**GIVEN EXERCISE**
Render every entry exactly as it appears.

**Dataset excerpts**
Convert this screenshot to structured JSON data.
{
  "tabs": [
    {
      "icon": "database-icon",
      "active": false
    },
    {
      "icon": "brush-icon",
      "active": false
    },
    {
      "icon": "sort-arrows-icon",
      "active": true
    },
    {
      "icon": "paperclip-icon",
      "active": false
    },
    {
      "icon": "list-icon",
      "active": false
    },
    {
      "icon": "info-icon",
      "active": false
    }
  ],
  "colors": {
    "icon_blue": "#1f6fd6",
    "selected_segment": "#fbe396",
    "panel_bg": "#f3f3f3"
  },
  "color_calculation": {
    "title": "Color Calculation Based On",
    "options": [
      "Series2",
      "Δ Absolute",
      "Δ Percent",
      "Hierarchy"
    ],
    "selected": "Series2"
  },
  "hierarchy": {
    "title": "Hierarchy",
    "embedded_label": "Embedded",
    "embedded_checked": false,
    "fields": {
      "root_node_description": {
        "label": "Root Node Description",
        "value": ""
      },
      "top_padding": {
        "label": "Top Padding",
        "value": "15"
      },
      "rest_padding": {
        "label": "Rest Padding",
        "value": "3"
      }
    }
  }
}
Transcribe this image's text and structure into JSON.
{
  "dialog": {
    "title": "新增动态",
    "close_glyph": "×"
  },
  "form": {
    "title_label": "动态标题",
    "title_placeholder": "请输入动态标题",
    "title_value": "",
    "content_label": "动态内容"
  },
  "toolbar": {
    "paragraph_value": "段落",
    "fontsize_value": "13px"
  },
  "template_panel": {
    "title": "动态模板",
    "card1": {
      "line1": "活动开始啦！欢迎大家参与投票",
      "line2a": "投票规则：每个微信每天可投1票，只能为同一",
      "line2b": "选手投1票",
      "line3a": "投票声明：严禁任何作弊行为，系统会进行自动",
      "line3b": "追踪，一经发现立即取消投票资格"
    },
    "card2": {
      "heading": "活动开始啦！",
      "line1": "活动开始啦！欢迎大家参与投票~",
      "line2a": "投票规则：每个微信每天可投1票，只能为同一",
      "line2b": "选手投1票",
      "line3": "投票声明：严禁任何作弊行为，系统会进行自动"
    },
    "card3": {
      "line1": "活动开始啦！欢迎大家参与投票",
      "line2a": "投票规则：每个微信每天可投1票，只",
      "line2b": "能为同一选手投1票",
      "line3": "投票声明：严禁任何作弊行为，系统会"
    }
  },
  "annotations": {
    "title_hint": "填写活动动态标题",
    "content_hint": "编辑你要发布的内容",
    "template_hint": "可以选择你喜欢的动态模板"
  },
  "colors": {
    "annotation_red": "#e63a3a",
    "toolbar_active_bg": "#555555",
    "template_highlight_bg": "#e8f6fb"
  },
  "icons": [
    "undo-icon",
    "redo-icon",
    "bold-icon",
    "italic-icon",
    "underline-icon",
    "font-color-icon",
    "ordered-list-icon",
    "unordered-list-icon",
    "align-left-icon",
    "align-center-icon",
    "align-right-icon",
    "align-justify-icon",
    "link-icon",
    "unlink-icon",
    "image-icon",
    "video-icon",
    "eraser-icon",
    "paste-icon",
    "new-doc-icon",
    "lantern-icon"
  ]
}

**PROBLEM SOLUTION**
Convert this screenshot to structured JSON data.
{
  "tabs": [
    {
      "icon": "database-icon",
      "active": false
    },
    {
      "icon": "brush-icon",
      "active": false
    },
    {
      "icon": "sort-arrows-icon",
      "active": true
    },
    {
      "icon": "paperclip-icon",
      "active": false
    },
    {
      "icon": "list-icon",
      "active": false
    },
    {
      "icon": "info-icon",
      "active": false
    }
  ],
  "colors": {
    "icon_blue": "#1f6fd6",
    "selected_segment": "#fbe396",
    "panel_bg": "#f3f3f3"
  },
  "color_calculation": {
    "title": "Color Calculation Based On",
    "options": [
      "Series2",
      "Δ Absolute",
      "Δ Percent",
      "Hierarchy"
    ],
    "selected": "Series2"
  },
  "hierarchy": {
    "title": "Hierarchy",
    "embedded_label": "Embedded",
    "embedded_checked": false,
    "fields": {
      "root_node_description": {
        "label": "Root Node Description",
        "value": ""
      },
      "top_padding": {
        "label": "Top Padding",
        "value": "15"
      },
      "rest_padding": {
        "label": "Rest Padding",
        "value": "3"
      }
    }
  }
}
Transcribe this image's text and structure into JSON.
{
  "dialog": {
    "title": "新增动态",
    "close_glyph": "×"
  },
  "form": {
    "title_label": "动态标题",
    "title_placeholder": "请输入动态标题",
    "title_value": "",
    "content_label": "动态内容"
  },
  "toolbar": {
    "paragraph_value": "段落",
    "fontsize_value": "13px"
  },
  "template_panel": {
    "title": "动态模板",
    "card1": {
      "line1": "活动开始啦！欢迎大家参与投票",
      "line2a": "投票规则：每个微信每天可投1票，只能为同一",
      "line2b": "选手投1票",
      "line3a": "投票声明：严禁任何作弊行为，系统会进行自动",
      "line3b": "追踪，一经发现立即取消投票资格"
    },
    "card2": {
      "heading": "活动开始啦！",
      "line1": "活动开始啦！欢迎大家参与投票~",
      "line2a": "投票规则：每个微信每天可投1票，只能为同一",
      "line2b": "选手投1票",
      "line3": "投票声明：严禁任何作弊行为，系统会进行自动"
    },
    "card3": {
      "line1": "活动开始啦！欢迎大家参与投票",
      "line2a": "投票规则：每个微信每天可投1票，只",
      "line2b": "能为同一选手投1票",
      "line3": "投票声明：严禁任何作弊行为，系统会"
    }
  },
  "annotations": {
    "title_hint": "填写活动动态标题",
    "content_hint": "编辑你要发布的内容",
    "template_hint": "可以选择你喜欢的动态模板"
  },
  "colors": {
    "annotation_red": "#e63a3a",
    "toolbar_active_bg": "#555555",
    "template_highlight_bg": "#e8f6fb"
  },
  "icons": [
    "undo-icon",
    "redo-icon",
    "bold-icon",
    "italic-icon",
    "underline-icon",
    "font-color-icon",
    "ordered-list-icon",
    "unordered-list-icon",
    "align-left-icon",
    "align-center-icon",
    "align-right-icon",
    "align-justify-icon",
    "link-icon",
    "unlink-icon",
    "image-icon",
    "video-icon",
    "eraser-icon",
    "paste-icon",
    "new-doc-icon",
    "lantern-icon"
  ]
}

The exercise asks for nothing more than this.